## Problem requirements:
Reproduce the records below in full and word for word, excluding pictures.

___ Material provided

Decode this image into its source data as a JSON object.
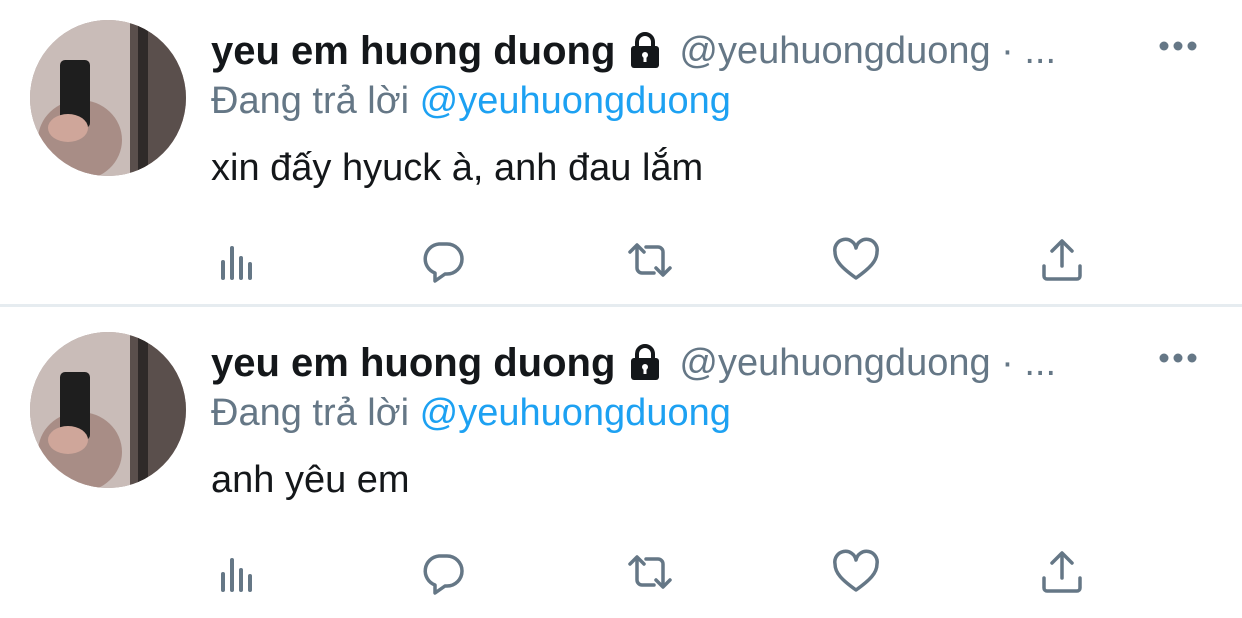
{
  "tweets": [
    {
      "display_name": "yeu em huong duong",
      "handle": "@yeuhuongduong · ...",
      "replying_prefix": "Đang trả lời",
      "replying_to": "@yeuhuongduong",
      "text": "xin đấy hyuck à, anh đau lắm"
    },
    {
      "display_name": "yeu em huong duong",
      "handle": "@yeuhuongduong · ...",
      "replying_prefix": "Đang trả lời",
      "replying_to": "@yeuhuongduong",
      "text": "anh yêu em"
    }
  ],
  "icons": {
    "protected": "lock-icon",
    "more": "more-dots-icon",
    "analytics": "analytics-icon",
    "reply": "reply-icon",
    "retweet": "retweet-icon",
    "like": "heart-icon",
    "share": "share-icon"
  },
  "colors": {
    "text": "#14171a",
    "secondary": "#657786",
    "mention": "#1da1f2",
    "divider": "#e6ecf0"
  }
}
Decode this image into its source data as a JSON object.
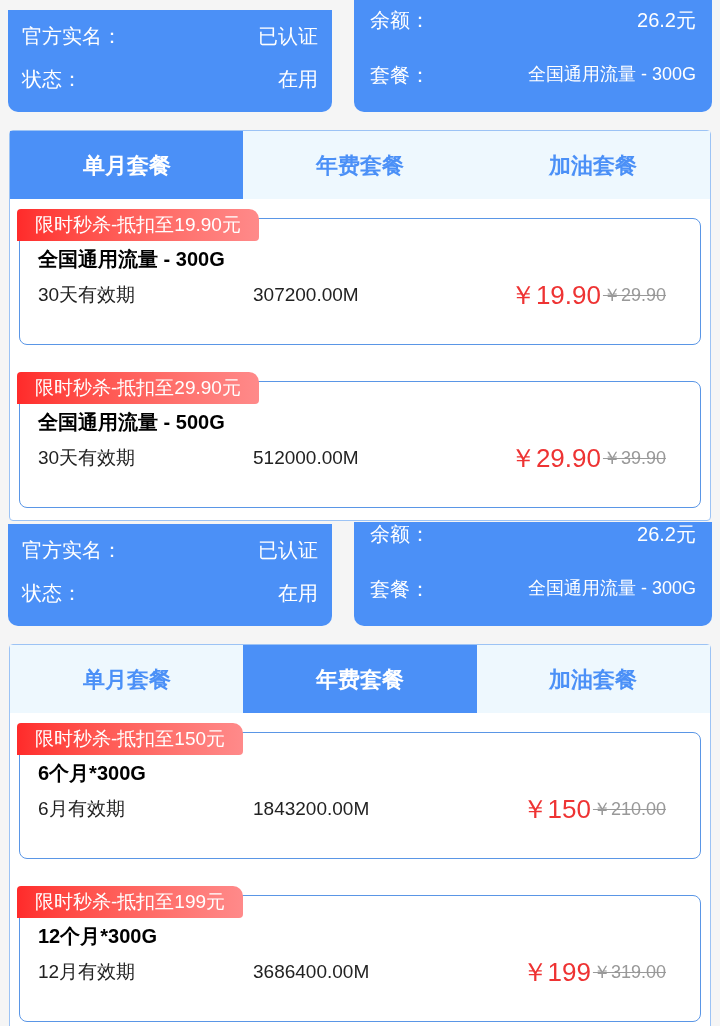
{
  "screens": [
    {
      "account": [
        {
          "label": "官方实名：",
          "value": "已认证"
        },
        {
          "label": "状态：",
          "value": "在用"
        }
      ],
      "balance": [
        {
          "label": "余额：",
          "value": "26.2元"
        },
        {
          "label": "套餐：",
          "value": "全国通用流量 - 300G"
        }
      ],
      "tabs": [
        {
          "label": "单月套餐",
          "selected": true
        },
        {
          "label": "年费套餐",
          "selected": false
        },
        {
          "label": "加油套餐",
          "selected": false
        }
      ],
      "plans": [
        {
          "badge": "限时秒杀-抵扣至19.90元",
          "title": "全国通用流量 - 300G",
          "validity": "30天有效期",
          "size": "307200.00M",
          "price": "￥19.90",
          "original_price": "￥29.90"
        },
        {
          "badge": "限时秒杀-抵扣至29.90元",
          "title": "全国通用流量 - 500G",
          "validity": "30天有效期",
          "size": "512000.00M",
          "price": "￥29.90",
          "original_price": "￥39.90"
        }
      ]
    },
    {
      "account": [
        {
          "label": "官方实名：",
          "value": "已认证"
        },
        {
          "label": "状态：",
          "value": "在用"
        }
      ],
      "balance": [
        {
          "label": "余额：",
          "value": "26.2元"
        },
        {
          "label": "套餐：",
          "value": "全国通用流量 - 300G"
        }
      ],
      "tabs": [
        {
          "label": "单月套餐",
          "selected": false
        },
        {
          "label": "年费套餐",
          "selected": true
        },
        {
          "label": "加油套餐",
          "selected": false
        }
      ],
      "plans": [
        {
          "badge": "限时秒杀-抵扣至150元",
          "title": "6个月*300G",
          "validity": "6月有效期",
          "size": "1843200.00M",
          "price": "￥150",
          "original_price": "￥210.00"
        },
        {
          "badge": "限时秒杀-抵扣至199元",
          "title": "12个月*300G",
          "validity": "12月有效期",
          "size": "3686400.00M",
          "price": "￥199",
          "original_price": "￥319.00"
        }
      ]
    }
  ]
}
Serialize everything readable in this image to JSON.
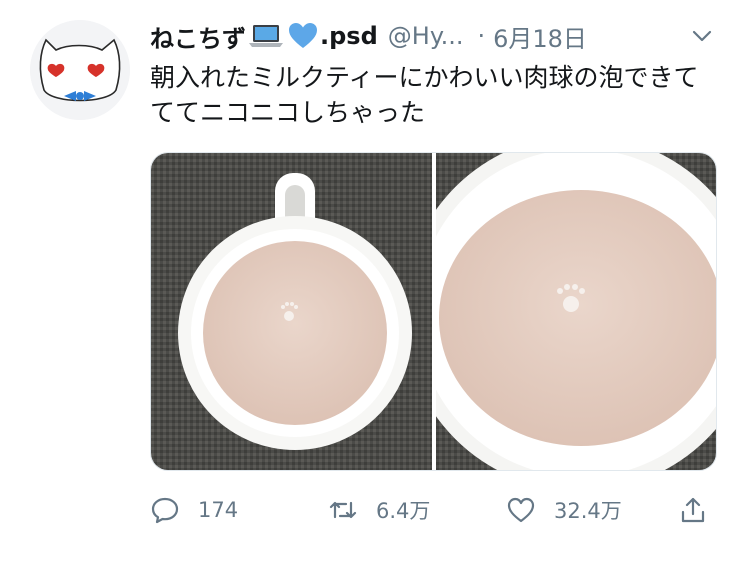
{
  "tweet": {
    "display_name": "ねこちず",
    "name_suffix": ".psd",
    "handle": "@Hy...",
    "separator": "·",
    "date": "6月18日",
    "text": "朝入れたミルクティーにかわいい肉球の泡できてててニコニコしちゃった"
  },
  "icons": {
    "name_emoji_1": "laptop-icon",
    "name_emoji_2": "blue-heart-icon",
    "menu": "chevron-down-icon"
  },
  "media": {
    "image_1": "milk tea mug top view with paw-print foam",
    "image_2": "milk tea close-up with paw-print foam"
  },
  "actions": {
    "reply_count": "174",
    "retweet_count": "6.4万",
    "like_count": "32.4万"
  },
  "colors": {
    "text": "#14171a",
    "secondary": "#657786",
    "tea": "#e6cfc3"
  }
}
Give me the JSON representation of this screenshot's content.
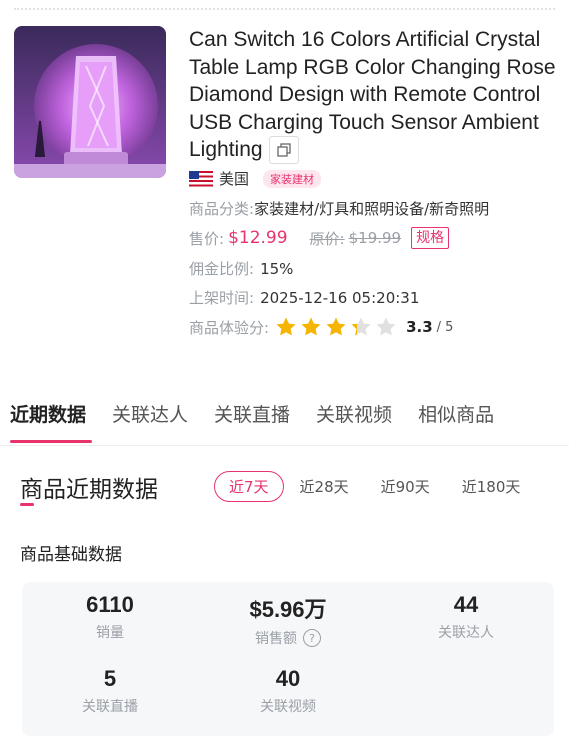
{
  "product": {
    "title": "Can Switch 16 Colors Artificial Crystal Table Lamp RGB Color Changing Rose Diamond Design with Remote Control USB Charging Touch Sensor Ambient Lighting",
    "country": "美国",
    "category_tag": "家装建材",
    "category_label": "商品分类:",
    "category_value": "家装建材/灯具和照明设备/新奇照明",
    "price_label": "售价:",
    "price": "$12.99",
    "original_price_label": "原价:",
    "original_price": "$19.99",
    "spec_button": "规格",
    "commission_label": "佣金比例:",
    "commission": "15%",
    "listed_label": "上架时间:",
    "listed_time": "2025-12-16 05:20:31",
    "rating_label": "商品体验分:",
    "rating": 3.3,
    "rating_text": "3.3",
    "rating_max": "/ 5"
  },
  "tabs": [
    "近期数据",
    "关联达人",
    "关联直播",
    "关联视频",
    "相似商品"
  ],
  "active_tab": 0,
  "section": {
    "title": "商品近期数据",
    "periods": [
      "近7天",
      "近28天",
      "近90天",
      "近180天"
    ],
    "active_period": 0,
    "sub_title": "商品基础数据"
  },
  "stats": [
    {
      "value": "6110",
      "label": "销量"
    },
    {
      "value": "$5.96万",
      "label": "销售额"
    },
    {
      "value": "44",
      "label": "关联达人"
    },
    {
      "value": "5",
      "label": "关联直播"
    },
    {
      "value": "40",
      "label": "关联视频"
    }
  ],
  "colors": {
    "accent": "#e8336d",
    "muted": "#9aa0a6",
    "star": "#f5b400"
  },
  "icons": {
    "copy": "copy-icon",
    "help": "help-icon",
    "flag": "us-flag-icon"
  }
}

______

## Output of the exercise:
Decode this image into its source data as a JSON object.
{
  "tweets": [
    {
      "display_name": "yeu em huong duong",
      "handle": "@yeuhuongduong · ...",
      "replying_prefix": "Đang trả lời",
      "replying_to": "@yeuhuongduong",
      "text": "xin đấy hyuck à, anh đau lắm"
    },
    {
      "display_name": "yeu em huong duong",
      "handle": "@yeuhuongduong · ...",
      "replying_prefix": "Đang trả lời",
      "replying_to": "@yeuhuongduong",
      "text": "anh yêu em"
    }
  ],
  "icons": {
    "protected": "lock-icon",
    "more": "more-dots-icon",
    "analytics": "analytics-icon",
    "reply": "reply-icon",
    "retweet": "retweet-icon",
    "like": "heart-icon",
    "share": "share-icon"
  },
  "colors": {
    "text": "#14171a",
    "secondary": "#657786",
    "mention": "#1da1f2",
    "divider": "#e6ecf0"
  }
}
Decode this image into its source data as a JSON object.
{
  "screens": [
    {
      "account": [
        {
          "label": "官方实名：",
          "value": "已认证"
        },
        {
          "label": "状态：",
          "value": "在用"
        }
      ],
      "balance": [
        {
          "label": "余额：",
          "value": "26.2元"
        },
        {
          "label": "套餐：",
          "value": "全国通用流量 - 300G"
        }
      ],
      "tabs": [
        {
          "label": "单月套餐",
          "selected": true
        },
        {
          "label": "年费套餐",
          "selected": false
        },
        {
          "label": "加油套餐",
          "selected": false
        }
      ],
      "plans": [
        {
          "badge": "限时秒杀-抵扣至19.90元",
          "title": "全国通用流量 - 300G",
          "validity": "30天有效期",
          "size": "307200.00M",
          "price": "￥19.90",
          "original_price": "￥29.90"
        },
        {
          "badge": "限时秒杀-抵扣至29.90元",
          "title": "全国通用流量 - 500G",
          "validity": "30天有效期",
          "size": "512000.00M",
          "price": "￥29.90",
          "original_price": "￥39.90"
        }
      ]
    },
    {
      "account": [
        {
          "label": "官方实名：",
          "value": "已认证"
        },
        {
          "label": "状态：",
          "value": "在用"
        }
      ],
      "balance": [
        {
          "label": "余额：",
          "value": "26.2元"
        },
        {
          "label": "套餐：",
          "value": "全国通用流量 - 300G"
        }
      ],
      "tabs": [
        {
          "label": "单月套餐",
          "selected": false
        },
        {
          "label": "年费套餐",
          "selected": true
        },
        {
          "label": "加油套餐",
          "selected": false
        }
      ],
      "plans": [
        {
          "badge": "限时秒杀-抵扣至150元",
          "title": "6个月*300G",
          "validity": "6月有效期",
          "size": "1843200.00M",
          "price": "￥150",
          "original_price": "￥210.00"
        },
        {
          "badge": "限时秒杀-抵扣至199元",
          "title": "12个月*300G",
          "validity": "12月有效期",
          "size": "3686400.00M",
          "price": "￥199",
          "original_price": "￥319.00"
        }
      ]
    }
  ]
}
Serialize everything readable in this image to JSON.
{
  "tweet": {
    "display_name": "ねこちず",
    "name_suffix": ".psd",
    "handle": "@Hy...",
    "separator": "·",
    "date": "6月18日",
    "text": "朝入れたミルクティーにかわいい肉球の泡できてててニコニコしちゃった"
  },
  "icons": {
    "name_emoji_1": "laptop-icon",
    "name_emoji_2": "blue-heart-icon",
    "menu": "chevron-down-icon"
  },
  "media": {
    "image_1": "milk tea mug top view with paw-print foam",
    "image_2": "milk tea close-up with paw-print foam"
  },
  "actions": {
    "reply_count": "174",
    "retweet_count": "6.4万",
    "like_count": "32.4万"
  },
  "colors": {
    "text": "#14171a",
    "secondary": "#657786",
    "tea": "#e6cfc3"
  }
}
Give me the JSON representation of this screenshot's content.
{
  "product": {
    "title": "Can Switch 16 Colors Artificial Crystal Table Lamp RGB Color Changing Rose Diamond Design with Remote Control USB Charging Touch Sensor Ambient Lighting",
    "country": "美国",
    "category_tag": "家装建材",
    "category_label": "商品分类:",
    "category_value": "家装建材/灯具和照明设备/新奇照明",
    "price_label": "售价:",
    "price": "$12.99",
    "original_price_label": "原价:",
    "original_price": "$19.99",
    "spec_button": "规格",
    "commission_label": "佣金比例:",
    "commission": "15%",
    "listed_label": "上架时间:",
    "listed_time": "2025-12-16 05:20:31",
    "rating_label": "商品体验分:",
    "rating": 3.3,
    "rating_text": "3.3",
    "rating_max": "/ 5"
  },
  "tabs": [
    "近期数据",
    "关联达人",
    "关联直播",
    "关联视频",
    "相似商品"
  ],
  "active_tab": 0,
  "section": {
    "title": "商品近期数据",
    "periods": [
      "近7天",
      "近28天",
      "近90天",
      "近180天"
    ],
    "active_period": 0,
    "sub_title": "商品基础数据"
  },
  "stats": [
    {
      "value": "6110",
      "label": "销量"
    },
    {
      "value": "$5.96万",
      "label": "销售额"
    },
    {
      "value": "44",
      "label": "关联达人"
    },
    {
      "value": "5",
      "label": "关联直播"
    },
    {
      "value": "40",
      "label": "关联视频"
    }
  ],
  "colors": {
    "accent": "#e8336d",
    "muted": "#9aa0a6",
    "star": "#f5b400"
  },
  "icons": {
    "copy": "copy-icon",
    "help": "help-icon",
    "flag": "us-flag-icon"
  }
}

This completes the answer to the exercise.